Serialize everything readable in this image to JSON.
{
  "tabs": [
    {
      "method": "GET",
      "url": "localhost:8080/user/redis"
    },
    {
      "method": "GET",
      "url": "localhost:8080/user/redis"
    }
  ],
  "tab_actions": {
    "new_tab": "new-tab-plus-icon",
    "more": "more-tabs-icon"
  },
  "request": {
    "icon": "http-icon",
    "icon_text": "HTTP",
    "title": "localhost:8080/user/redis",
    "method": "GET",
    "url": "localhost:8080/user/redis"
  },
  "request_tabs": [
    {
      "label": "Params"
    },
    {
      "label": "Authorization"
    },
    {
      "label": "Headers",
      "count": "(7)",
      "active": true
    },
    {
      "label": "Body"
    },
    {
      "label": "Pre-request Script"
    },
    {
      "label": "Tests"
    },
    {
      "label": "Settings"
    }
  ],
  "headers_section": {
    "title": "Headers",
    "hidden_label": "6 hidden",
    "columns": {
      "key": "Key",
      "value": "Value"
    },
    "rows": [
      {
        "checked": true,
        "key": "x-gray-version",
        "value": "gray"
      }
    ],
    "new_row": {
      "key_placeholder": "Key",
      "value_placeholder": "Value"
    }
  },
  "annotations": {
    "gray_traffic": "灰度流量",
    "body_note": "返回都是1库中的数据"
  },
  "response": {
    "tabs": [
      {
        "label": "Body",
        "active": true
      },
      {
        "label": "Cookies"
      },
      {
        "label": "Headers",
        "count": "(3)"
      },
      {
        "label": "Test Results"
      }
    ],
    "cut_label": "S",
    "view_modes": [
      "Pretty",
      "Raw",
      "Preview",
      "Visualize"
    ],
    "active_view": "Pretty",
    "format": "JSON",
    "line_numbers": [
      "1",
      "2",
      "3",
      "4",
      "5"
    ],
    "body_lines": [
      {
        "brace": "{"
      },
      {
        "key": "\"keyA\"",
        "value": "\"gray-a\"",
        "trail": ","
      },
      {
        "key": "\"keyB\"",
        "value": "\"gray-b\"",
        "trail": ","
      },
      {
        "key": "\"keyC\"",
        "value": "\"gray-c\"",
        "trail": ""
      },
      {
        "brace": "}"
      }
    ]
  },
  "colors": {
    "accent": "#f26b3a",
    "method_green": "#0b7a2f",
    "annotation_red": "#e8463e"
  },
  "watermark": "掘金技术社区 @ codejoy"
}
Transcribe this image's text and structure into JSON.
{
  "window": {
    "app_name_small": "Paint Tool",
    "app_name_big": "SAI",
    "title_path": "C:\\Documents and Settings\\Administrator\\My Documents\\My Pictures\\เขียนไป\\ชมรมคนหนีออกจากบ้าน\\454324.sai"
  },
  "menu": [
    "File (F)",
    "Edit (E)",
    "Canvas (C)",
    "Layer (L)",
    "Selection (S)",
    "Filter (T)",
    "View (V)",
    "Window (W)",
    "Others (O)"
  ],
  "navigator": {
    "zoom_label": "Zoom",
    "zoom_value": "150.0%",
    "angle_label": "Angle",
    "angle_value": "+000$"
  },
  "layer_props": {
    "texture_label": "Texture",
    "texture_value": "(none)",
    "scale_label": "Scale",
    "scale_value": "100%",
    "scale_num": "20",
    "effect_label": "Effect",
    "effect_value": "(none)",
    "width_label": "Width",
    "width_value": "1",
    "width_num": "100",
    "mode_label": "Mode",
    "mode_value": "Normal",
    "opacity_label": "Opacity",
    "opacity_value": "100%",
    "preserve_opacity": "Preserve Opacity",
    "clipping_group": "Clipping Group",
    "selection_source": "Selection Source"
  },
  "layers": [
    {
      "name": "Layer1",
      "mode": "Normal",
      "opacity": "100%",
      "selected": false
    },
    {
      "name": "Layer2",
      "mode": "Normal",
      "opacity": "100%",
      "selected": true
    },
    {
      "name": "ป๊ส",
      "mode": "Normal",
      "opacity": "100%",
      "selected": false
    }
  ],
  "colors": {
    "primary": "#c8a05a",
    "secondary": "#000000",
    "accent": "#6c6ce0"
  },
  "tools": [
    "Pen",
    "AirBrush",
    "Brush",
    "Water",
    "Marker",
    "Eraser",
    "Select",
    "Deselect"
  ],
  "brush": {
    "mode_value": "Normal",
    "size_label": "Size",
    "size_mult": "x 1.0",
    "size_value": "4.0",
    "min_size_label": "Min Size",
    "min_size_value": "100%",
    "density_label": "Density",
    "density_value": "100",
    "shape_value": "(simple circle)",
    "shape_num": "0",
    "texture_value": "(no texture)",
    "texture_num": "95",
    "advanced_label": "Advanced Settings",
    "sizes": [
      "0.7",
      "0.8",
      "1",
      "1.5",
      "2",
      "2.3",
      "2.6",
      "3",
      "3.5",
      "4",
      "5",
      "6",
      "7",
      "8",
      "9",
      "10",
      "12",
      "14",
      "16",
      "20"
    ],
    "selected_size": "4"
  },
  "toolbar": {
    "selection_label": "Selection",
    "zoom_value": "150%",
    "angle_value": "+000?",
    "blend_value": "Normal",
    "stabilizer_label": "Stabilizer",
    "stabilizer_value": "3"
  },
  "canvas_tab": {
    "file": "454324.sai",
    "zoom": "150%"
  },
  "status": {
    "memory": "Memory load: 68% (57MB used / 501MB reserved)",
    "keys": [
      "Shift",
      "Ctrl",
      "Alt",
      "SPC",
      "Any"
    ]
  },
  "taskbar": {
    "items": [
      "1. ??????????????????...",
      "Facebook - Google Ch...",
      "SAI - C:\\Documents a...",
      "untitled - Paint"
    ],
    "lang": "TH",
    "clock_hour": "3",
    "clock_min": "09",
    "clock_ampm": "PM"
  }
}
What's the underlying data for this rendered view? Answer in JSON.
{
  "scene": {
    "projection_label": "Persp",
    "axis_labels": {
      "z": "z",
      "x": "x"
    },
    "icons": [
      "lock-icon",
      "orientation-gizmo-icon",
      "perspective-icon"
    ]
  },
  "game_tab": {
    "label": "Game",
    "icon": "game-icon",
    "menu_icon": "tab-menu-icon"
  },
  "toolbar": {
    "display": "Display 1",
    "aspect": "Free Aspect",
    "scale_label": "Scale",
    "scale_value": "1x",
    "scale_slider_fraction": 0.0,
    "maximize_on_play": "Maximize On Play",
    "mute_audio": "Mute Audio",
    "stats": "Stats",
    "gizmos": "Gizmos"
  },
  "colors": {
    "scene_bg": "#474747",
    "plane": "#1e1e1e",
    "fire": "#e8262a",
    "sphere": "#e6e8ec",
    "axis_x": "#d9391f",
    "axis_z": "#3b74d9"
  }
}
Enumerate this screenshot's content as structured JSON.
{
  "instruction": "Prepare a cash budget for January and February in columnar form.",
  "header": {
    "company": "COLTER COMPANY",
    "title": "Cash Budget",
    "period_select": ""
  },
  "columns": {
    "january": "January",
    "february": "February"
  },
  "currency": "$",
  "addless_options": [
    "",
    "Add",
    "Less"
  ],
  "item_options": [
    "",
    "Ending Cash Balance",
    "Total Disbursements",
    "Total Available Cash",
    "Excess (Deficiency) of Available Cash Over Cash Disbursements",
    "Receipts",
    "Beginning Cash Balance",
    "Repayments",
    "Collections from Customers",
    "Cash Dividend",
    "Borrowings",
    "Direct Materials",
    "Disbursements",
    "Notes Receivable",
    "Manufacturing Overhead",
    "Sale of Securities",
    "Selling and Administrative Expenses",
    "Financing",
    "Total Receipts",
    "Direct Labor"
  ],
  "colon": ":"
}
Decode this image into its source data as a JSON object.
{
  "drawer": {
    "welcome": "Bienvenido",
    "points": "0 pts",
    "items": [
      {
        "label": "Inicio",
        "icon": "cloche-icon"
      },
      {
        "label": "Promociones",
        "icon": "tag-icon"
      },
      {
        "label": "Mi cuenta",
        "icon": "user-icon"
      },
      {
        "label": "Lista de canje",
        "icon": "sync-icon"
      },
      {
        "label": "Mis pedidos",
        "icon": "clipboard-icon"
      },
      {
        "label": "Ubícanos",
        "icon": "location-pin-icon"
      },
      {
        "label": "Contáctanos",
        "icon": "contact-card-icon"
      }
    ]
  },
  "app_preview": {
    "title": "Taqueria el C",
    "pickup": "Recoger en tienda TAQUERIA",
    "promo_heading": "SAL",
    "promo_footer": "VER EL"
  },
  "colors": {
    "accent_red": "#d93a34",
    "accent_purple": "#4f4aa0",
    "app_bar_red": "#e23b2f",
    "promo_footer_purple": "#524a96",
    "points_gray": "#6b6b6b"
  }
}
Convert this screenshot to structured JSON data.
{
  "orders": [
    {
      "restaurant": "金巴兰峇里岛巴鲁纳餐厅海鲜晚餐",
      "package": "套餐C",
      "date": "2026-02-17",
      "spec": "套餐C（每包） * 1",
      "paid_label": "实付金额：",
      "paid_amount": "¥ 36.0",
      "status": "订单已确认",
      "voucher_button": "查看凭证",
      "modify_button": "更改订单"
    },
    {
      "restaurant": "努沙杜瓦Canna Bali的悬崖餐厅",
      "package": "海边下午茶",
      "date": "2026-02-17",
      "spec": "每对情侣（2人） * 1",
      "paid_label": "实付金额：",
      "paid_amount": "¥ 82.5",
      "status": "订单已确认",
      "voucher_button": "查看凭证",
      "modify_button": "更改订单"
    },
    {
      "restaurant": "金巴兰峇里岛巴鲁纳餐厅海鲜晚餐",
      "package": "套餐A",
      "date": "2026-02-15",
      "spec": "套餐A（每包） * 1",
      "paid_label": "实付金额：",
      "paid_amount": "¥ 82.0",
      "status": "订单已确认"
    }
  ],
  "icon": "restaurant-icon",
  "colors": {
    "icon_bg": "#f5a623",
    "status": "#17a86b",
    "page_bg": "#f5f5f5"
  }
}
※
Extract, exactly, the lines above that begin at the line containing "Decode this image" and end at the final line of the records; add no other text.

Decode this image into its source data as a JSON object.
{
  "drawer": {
    "welcome": "Bienvenido",
    "points": "0 pts",
    "items": [
      {
        "label": "Inicio",
        "icon": "cloche-icon"
      },
      {
        "label": "Promociones",
        "icon": "tag-icon"
      },
      {
        "label": "Mi cuenta",
        "icon": "user-icon"
      },
      {
        "label": "Lista de canje",
        "icon": "sync-icon"
      },
      {
        "label": "Mis pedidos",
        "icon": "clipboard-icon"
      },
      {
        "label": "Ubícanos",
        "icon": "location-pin-icon"
      },
      {
        "label": "Contáctanos",
        "icon": "contact-card-icon"
      }
    ]
  },
  "app_preview": {
    "title": "Taqueria el C",
    "pickup": "Recoger en tienda TAQUERIA",
    "promo_heading": "SAL",
    "promo_footer": "VER EL"
  },
  "colors": {
    "accent_red": "#d93a34",
    "accent_purple": "#4f4aa0",
    "app_bar_red": "#e23b2f",
    "promo_footer_purple": "#524a96",
    "points_gray": "#6b6b6b"
  }
}
Convert this screenshot to structured JSON data.
{
  "orders": [
    {
      "restaurant": "金巴兰峇里岛巴鲁纳餐厅海鲜晚餐",
      "package": "套餐C",
      "date": "2026-02-17",
      "spec": "套餐C（每包） * 1",
      "paid_label": "实付金额：",
      "paid_amount": "¥ 36.0",
      "status": "订单已确认",
      "voucher_button": "查看凭证",
      "modify_button": "更改订单"
    },
    {
      "restaurant": "努沙杜瓦Canna Bali的悬崖餐厅",
      "package": "海边下午茶",
      "date": "2026-02-17",
      "spec": "每对情侣（2人） * 1",
      "paid_label": "实付金额：",
      "paid_amount": "¥ 82.5",
      "status": "订单已确认",
      "voucher_button": "查看凭证",
      "modify_button": "更改订单"
    },
    {
      "restaurant": "金巴兰峇里岛巴鲁纳餐厅海鲜晚餐",
      "package": "套餐A",
      "date": "2026-02-15",
      "spec": "套餐A（每包） * 1",
      "paid_label": "实付金额：",
      "paid_amount": "¥ 82.0",
      "status": "订单已确认"
    }
  ],
  "icon": "restaurant-icon",
  "colors": {
    "icon_bg": "#f5a623",
    "status": "#17a86b",
    "page_bg": "#f5f5f5"
  }
}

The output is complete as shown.